WORK INSTRUCTIONS: Write the data out again exactly, with no pictures.

Entries from a dataset
— START —
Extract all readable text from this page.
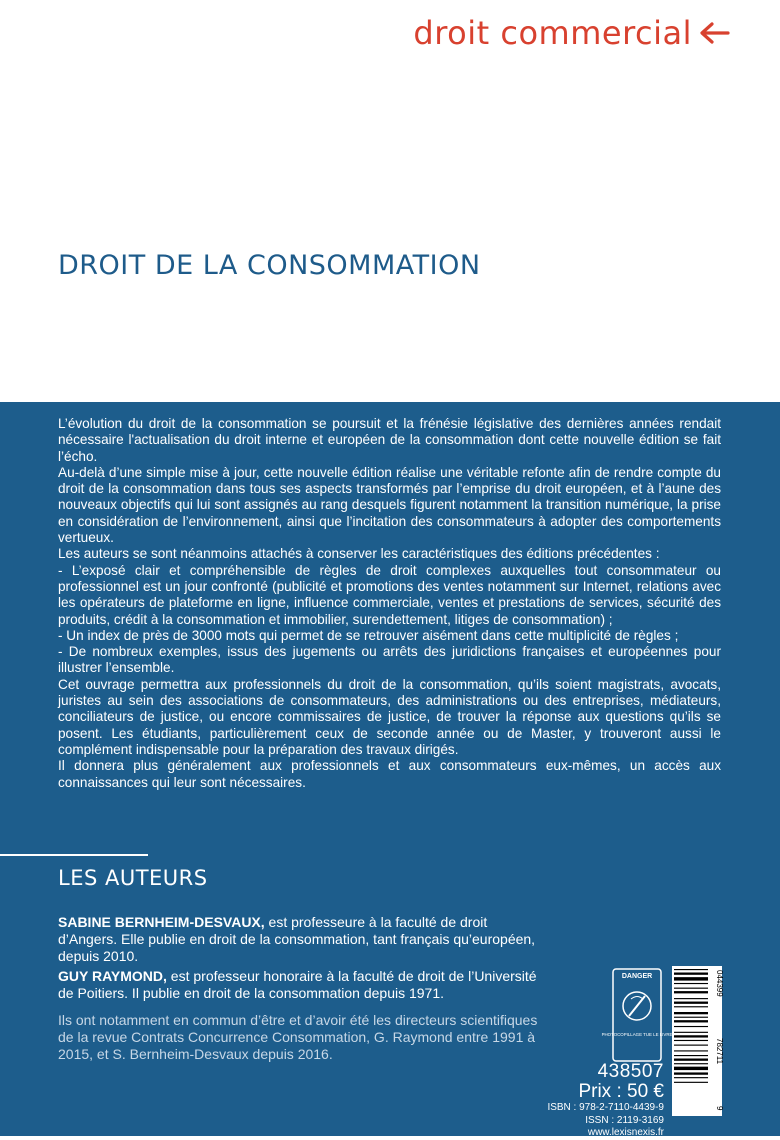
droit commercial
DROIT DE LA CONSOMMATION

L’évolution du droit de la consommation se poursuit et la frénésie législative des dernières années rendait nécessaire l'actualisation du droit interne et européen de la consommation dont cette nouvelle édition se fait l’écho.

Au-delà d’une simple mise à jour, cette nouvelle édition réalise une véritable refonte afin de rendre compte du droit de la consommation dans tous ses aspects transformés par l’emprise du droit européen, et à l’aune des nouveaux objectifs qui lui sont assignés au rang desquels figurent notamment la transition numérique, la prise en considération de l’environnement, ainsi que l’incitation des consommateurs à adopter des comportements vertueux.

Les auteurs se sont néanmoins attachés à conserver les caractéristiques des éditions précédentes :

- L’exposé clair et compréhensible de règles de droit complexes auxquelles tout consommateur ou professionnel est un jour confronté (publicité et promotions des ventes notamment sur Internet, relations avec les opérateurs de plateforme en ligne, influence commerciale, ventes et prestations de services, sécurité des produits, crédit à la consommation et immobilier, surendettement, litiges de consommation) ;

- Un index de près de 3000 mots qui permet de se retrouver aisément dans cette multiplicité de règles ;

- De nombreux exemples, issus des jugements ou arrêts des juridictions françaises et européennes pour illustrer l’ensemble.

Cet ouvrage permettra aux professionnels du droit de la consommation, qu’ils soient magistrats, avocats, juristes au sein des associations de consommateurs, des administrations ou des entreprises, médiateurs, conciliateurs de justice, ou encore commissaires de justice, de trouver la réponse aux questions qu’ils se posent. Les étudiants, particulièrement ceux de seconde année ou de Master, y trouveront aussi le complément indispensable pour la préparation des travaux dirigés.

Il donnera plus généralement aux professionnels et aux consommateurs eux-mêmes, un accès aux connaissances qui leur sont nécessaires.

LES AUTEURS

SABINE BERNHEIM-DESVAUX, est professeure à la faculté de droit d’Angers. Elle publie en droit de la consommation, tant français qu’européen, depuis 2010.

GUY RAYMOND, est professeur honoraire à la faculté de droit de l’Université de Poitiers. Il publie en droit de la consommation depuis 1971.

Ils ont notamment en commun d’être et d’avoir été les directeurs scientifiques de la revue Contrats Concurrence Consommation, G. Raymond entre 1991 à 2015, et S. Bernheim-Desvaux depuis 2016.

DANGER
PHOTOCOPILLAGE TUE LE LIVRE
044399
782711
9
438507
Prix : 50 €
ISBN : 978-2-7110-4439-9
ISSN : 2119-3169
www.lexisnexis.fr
— END —
ANSWER FOR THE TASK:
Extract all readable text from this page.
droit commercial
DROIT DE LA CONSOMMATION

L’évolution du droit de la consommation se poursuit et la frénésie législative des dernières années rendait nécessaire l'actualisation du droit interne et européen de la consommation dont cette nouvelle édition se fait l’écho.

Au-delà d’une simple mise à jour, cette nouvelle édition réalise une véritable refonte afin de rendre compte du droit de la consommation dans tous ses aspects transformés par l’emprise du droit européen, et à l’aune des nouveaux objectifs qui lui sont assignés au rang desquels figurent notamment la transition numérique, la prise en considération de l’environnement, ainsi que l’incitation des consommateurs à adopter des comportements vertueux.

Les auteurs se sont néanmoins attachés à conserver les caractéristiques des éditions précédentes :

- L’exposé clair et compréhensible de règles de droit complexes auxquelles tout consommateur ou professionnel est un jour confronté (publicité et promotions des ventes notamment sur Internet, relations avec les opérateurs de plateforme en ligne, influence commerciale, ventes et prestations de services, sécurité des produits, crédit à la consommation et immobilier, surendettement, litiges de consommation) ;

- Un index de près de 3000 mots qui permet de se retrouver aisément dans cette multiplicité de règles ;

- De nombreux exemples, issus des jugements ou arrêts des juridictions françaises et européennes pour illustrer l’ensemble.

Cet ouvrage permettra aux professionnels du droit de la consommation, qu’ils soient magistrats, avocats, juristes au sein des associations de consommateurs, des administrations ou des entreprises, médiateurs, conciliateurs de justice, ou encore commissaires de justice, de trouver la réponse aux questions qu’ils se posent. Les étudiants, particulièrement ceux de seconde année ou de Master, y trouveront aussi le complément indispensable pour la préparation des travaux dirigés.

Il donnera plus généralement aux professionnels et aux consommateurs eux-mêmes, un accès aux connaissances qui leur sont nécessaires.

LES AUTEURS

SABINE BERNHEIM-DESVAUX, est professeure à la faculté de droit d’Angers. Elle publie en droit de la consommation, tant français qu’européen, depuis 2010.

GUY RAYMOND, est professeur honoraire à la faculté de droit de l’Université de Poitiers. Il publie en droit de la consommation depuis 1971.

Ils ont notamment en commun d’être et d’avoir été les directeurs scientifiques de la revue Contrats Concurrence Consommation, G. Raymond entre 1991 à 2015, et S. Bernheim-Desvaux depuis 2016.

DANGER
PHOTOCOPILLAGE TUE LE LIVRE
044399
782711
9
438507
Prix : 50 €
ISBN : 978-2-7110-4439-9
ISSN : 2119-3169
www.lexisnexis.fr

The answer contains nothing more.